— start of DATASET ROWS —
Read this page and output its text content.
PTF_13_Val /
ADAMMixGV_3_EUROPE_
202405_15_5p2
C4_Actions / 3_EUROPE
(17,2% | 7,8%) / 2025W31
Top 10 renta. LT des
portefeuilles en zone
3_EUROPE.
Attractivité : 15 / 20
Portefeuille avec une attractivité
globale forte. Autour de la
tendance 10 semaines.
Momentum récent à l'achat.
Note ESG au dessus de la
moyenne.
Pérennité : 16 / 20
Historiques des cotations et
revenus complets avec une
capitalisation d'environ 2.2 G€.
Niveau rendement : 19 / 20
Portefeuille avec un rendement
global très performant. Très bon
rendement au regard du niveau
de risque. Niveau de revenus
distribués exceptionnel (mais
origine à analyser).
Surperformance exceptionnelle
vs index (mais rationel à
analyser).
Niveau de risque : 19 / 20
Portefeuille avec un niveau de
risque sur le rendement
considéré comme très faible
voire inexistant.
— end of DATASET ROWS —
Extract all of the material exactly as it is written.

Read this page and output its text content.
PTF_13_Val /
ADAMMixGV_3_EUROPE_
202405_15_5p2
C4_Actions / 3_EUROPE
(17,2% | 7,8%) / 2025W31
Top 10 renta. LT des
portefeuilles en zone
3_EUROPE.
Attractivité : 15 / 20
Portefeuille avec une attractivité
globale forte. Autour de la
tendance 10 semaines.
Momentum récent à l'achat.
Note ESG au dessus de la
moyenne.
Pérennité : 16 / 20
Historiques des cotations et
revenus complets avec une
capitalisation d'environ 2.2 G€.
Niveau rendement : 19 / 20
Portefeuille avec un rendement
global très performant. Très bon
rendement au regard du niveau
de risque. Niveau de revenus
distribués exceptionnel (mais
origine à analyser).
Surperformance exceptionnelle
vs index (mais rationel à
analyser).
Niveau de risque : 19 / 20
Portefeuille avec un niveau de
risque sur le rendement
considéré comme très faible
voire inexistant.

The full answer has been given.